## Start
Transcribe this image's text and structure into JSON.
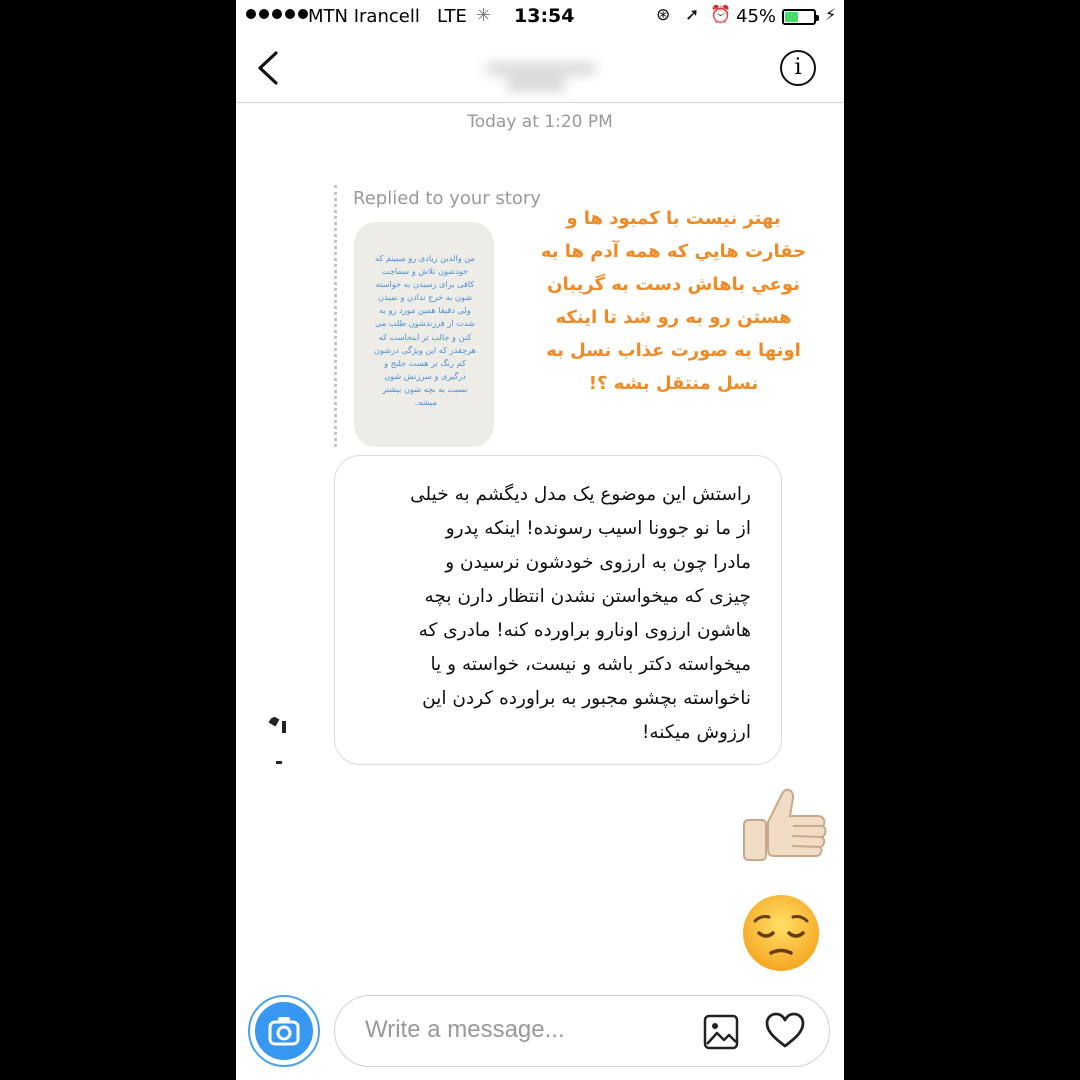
{
  "status_bar": {
    "carrier": "MTN Irancell",
    "network": "LTE",
    "time": "13:54",
    "battery": "45%",
    "battery_level": 0.45,
    "icons": [
      "signal-dots-icon",
      "loading-spinner-icon",
      "orientation-lock-icon",
      "location-arrow-icon",
      "alarm-icon",
      "battery-icon",
      "charging-bolt-icon"
    ]
  },
  "header": {
    "back_icon": "chevron-left-icon",
    "info_icon": "info-icon",
    "info_glyph": "i"
  },
  "conversation": {
    "timestamp": "Today at 1:20 PM",
    "story_reply": {
      "label": "Replied to your story",
      "story_image_text": "من والدین زیادی رو میبینم که\nخودشون تلاش و سماجت\nکافی برای رسیدن به خواسته\nشون به خرج ندادن و نمیدن\nولی دقیقا همین مورد رو به\nشدت از فرزندشون طلب می\nکنن و جالب تر اینجاست که\nهرچقدر که این ویژگی درشون\nکم رنگ تر هست جلنج و\nدرگیری و سرزنش شون\nنسبت به بچه شون بیشتر\nمیشه..",
      "overlay_text": "بهتر نیست با کمبود ها و\nحقارت هایي که همه آدم ها به\nنوعي باهاش دست به گریبان\nهستن رو به رو شد تا اینکه\nاونها به صورت عذاب نسل به\nنسل منتقل بشه ؟!"
    },
    "message": "راستش این موضوع یک مدل دیگشم به خیلی\nاز ما نو جوونا اسیب رسونده! اینکه پدرو\nمادرا چون به ارزوی خودشون نرسیدن و\nچیزی که میخواستن نشدن انتظار دارن بچه\nهاشون ارزوی اونارو براورده کنه! مادری که\nمیخواسته دکتر باشه و نیست، خواسته و یا\nناخواسته بچشو مجبور به براورده کردن این\nارزوش میکنه!",
    "reactions": [
      "thumbs-up-emoji",
      "pensive-face-emoji"
    ]
  },
  "composer": {
    "placeholder": "Write a message...",
    "camera_icon": "camera-icon",
    "gallery_icon": "gallery-icon",
    "heart_icon": "heart-icon"
  },
  "colors": {
    "accent_blue": "#3897f0",
    "story_text": "#4a90d9",
    "overlay_orange": "#f08a24",
    "battery_green": "#4cd964"
  }
}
## End
Pull out each line of the listing that holds the string "خواسته".

Finished answer
      "story_image_text": "من والدین زیادی رو میبینم که\nخودشون تلاش و سماجت\nکافی برای رسیدن به خواسته\nشون به خرج ندادن و نمیدن\nولی دقیقا همین مورد رو به\nشدت از فرزندشون طلب می\nکنن و جالب تر اینجاست که\nهرچقدر که این ویژگی درشون\nکم رنگ تر هست جلنج و\nدرگیری و سرزنش شون\nنسبت به بچه شون بیشتر\nمیشه..",
    "message": "راستش این موضوع یک مدل دیگشم به خیلی\nاز ما نو جوونا اسیب رسونده! اینکه پدرو\nمادرا چون به ارزوی خودشون نرسیدن و\nچیزی که میخواستن نشدن انتظار دارن بچه\nهاشون ارزوی اونارو براورده کنه! مادری که\nمیخواسته دکتر باشه و نیست، خواسته و یا\nناخواسته بچشو مجبور به براورده کردن این\nارزوش میکنه!",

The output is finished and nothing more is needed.